WORK TO BE COMPLETED
Write down each entry again, exactly as it reads.

Data excerpts:
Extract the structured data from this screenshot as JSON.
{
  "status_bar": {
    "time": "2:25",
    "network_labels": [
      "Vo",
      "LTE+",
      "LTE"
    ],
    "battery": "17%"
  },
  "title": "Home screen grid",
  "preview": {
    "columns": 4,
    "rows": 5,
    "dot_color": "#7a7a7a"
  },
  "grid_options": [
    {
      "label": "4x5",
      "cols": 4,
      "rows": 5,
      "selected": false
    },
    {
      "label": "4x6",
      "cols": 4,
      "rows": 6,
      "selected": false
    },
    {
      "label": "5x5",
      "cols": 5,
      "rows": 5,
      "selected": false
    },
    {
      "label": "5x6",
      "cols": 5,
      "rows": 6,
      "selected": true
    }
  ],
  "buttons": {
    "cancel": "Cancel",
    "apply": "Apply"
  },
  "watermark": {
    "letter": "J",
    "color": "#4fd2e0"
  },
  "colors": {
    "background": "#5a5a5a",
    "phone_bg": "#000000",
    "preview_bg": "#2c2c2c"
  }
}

SOLUTION BELOW
Extract the structured data from this screenshot as JSON.
{
  "status_bar": {
    "time": "2:25",
    "network_labels": [
      "Vo",
      "LTE+",
      "LTE"
    ],
    "battery": "17%"
  },
  "title": "Home screen grid",
  "preview": {
    "columns": 4,
    "rows": 5,
    "dot_color": "#7a7a7a"
  },
  "grid_options": [
    {
      "label": "4x5",
      "cols": 4,
      "rows": 5,
      "selected": false
    },
    {
      "label": "4x6",
      "cols": 4,
      "rows": 6,
      "selected": false
    },
    {
      "label": "5x5",
      "cols": 5,
      "rows": 5,
      "selected": false
    },
    {
      "label": "5x6",
      "cols": 5,
      "rows": 6,
      "selected": true
    }
  ],
  "buttons": {
    "cancel": "Cancel",
    "apply": "Apply"
  },
  "watermark": {
    "letter": "J",
    "color": "#4fd2e0"
  },
  "colors": {
    "background": "#5a5a5a",
    "phone_bg": "#000000",
    "preview_bg": "#2c2c2c"
  }
}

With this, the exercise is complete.